▶ _Aim of the task_
Every entry must be repeated exactly. Exclude all pictures.

▶ _Material shown_
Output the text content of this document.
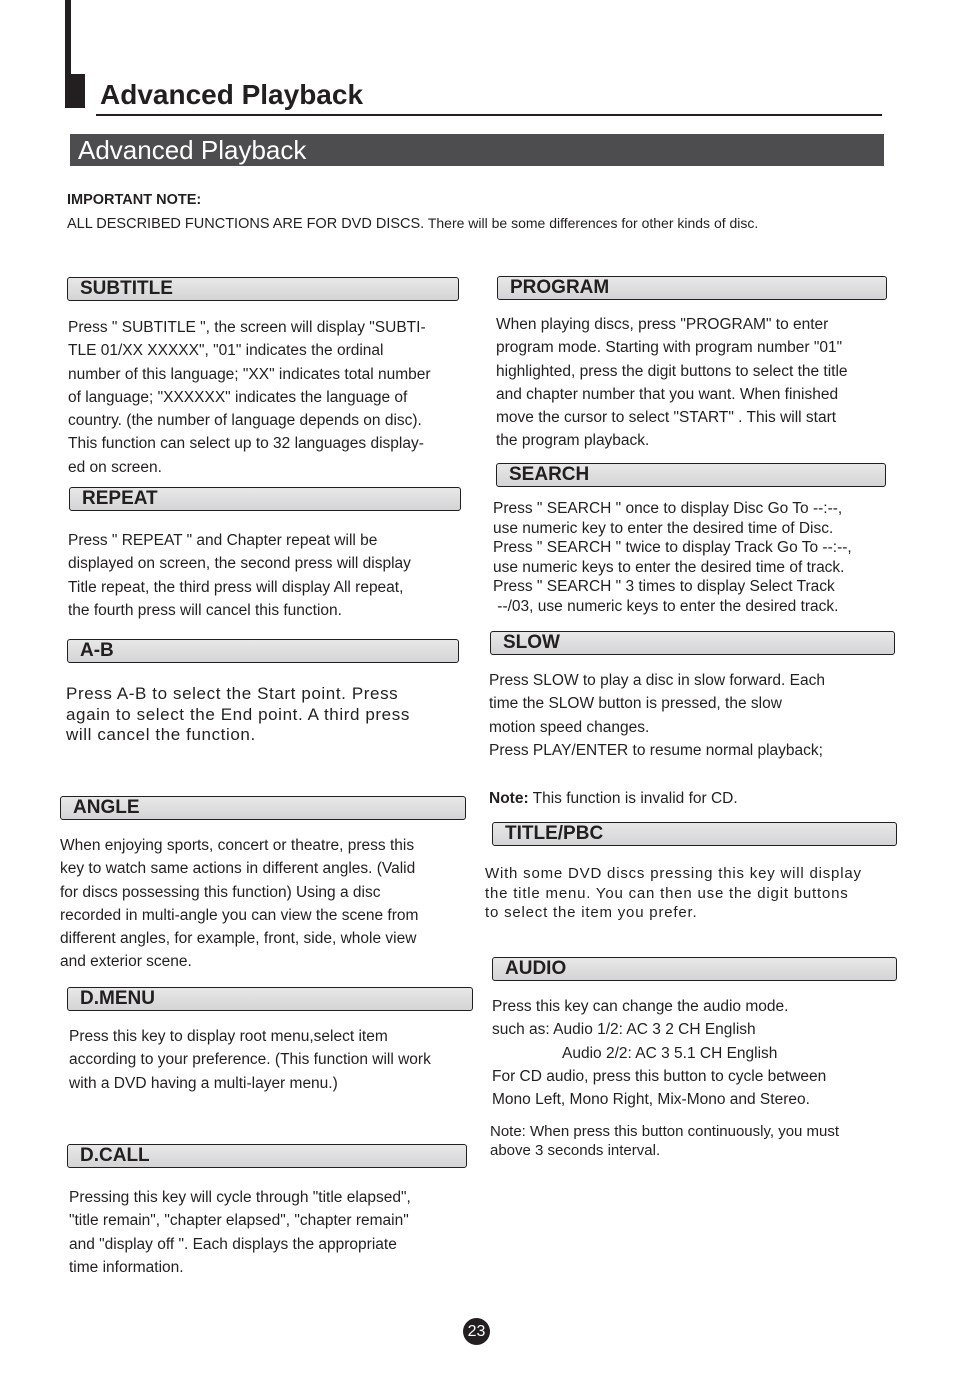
Advanced Playback
Advanced Playback
IMPORTANT NOTE:
ALL DESCRIBED FUNCTIONS ARE FOR DVD DISCS. There will be some differences for other kinds of disc.
SUBTITLE
Press " SUBTITLE ", the screen will display "SUBTI-
TLE 01/XX XXXXX", "01" indicates the ordinal
number of this language; "XX" indicates total number
of language; "XXXXXX" indicates the language of
country. (the number of language depends on disc).
This function can select up to 32 languages display-
ed on screen.
REPEAT
Press " REPEAT " and Chapter repeat will be
displayed on screen, the second press will display
Title repeat, the third press will display All repeat,
the fourth press will cancel this function.
A-B
Press A-B to select the Start point. Press
again to select the End point. A third press
will cancel the function.
ANGLE
When enjoying sports, concert or theatre, press this
key to watch same actions in different angles. (Valid
for discs possessing this function) Using a disc
recorded in multi-angle you can view the scene from
different angles, for example, front, side, whole view
and exterior scene.
D.MENU
Press this key to display root menu,select item
according to your preference. (This function will work
with a DVD having a multi-layer menu.)
D.CALL
Pressing this key will cycle through "title elapsed",
"title remain", "chapter elapsed", "chapter remain"
and "display off ". Each displays the appropriate
time information.
PROGRAM
When playing discs, press "PROGRAM" to enter
program mode. Starting with program number "01"
highlighted, press the digit buttons to select the title
and chapter number that you want. When finished
move the cursor to select "START" . This will start
the program playback.
SEARCH
Press " SEARCH " once to display Disc Go To --:--,
use numeric key to enter the desired time of Disc.
Press " SEARCH " twice to display Track Go To --:--,
use numeric keys to enter the desired time of track.
Press " SEARCH " 3 times to display Select Track
--/03, use numeric keys to enter the desired track.
SLOW
Press SLOW to play a disc in slow forward. Each
time the SLOW button is pressed, the slow
motion speed changes.
Press PLAY/ENTER to resume normal playback;
Note: This function is invalid for CD.
TITLE/PBC
With some DVD discs pressing this key will display
the title menu. You can then use the digit buttons
to select the item you prefer.
AUDIO
Press this key can change the audio mode.
such as: Audio 1/2: AC 3 2 CH English
Audio 2/2: AC 3 5.1 CH English
For CD audio, press this button to cycle between
Mono Left, Mono Right, Mix-Mono and Stereo.
Note: When press this button continuously, you must
above 3 seconds interval.
23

▶ _Response for this exercise_
Output the text content of this document.
Advanced Playback
Advanced Playback
IMPORTANT NOTE:
ALL DESCRIBED FUNCTIONS ARE FOR DVD DISCS. There will be some differences for other kinds of disc.
SUBTITLE
Press " SUBTITLE ", the screen will display "SUBTI-
TLE 01/XX XXXXX", "01" indicates the ordinal
number of this language; "XX" indicates total number
of language; "XXXXXX" indicates the language of
country. (the number of language depends on disc).
This function can select up to 32 languages display-
ed on screen.
REPEAT
Press " REPEAT " and Chapter repeat will be
displayed on screen, the second press will display
Title repeat, the third press will display All repeat,
the fourth press will cancel this function.
A-B
Press A-B to select the Start point. Press
again to select the End point. A third press
will cancel the function.
ANGLE
When enjoying sports, concert or theatre, press this
key to watch same actions in different angles. (Valid
for discs possessing this function) Using a disc
recorded in multi-angle you can view the scene from
different angles, for example, front, side, whole view
and exterior scene.
D.MENU
Press this key to display root menu,select item
according to your preference. (This function will work
with a DVD having a multi-layer menu.)
D.CALL
Pressing this key will cycle through "title elapsed",
"title remain", "chapter elapsed", "chapter remain"
and "display off ". Each displays the appropriate
time information.
PROGRAM
When playing discs, press "PROGRAM" to enter
program mode. Starting with program number "01"
highlighted, press the digit buttons to select the title
and chapter number that you want. When finished
move the cursor to select "START" . This will start
the program playback.
SEARCH
Press " SEARCH " once to display Disc Go To --:--,
use numeric key to enter the desired time of Disc.
Press " SEARCH " twice to display Track Go To --:--,
use numeric keys to enter the desired time of track.
Press " SEARCH " 3 times to display Select Track
--/03, use numeric keys to enter the desired track.
SLOW
Press SLOW to play a disc in slow forward. Each
time the SLOW button is pressed, the slow
motion speed changes.
Press PLAY/ENTER to resume normal playback;
Note: This function is invalid for CD.
TITLE/PBC
With some DVD discs pressing this key will display
the title menu. You can then use the digit buttons
to select the item you prefer.
AUDIO
Press this key can change the audio mode.
such as: Audio 1/2: AC 3 2 CH English
Audio 2/2: AC 3 5.1 CH English
For CD audio, press this button to cycle between
Mono Left, Mono Right, Mix-Mono and Stereo.
Note: When press this button continuously, you must
above 3 seconds interval.
23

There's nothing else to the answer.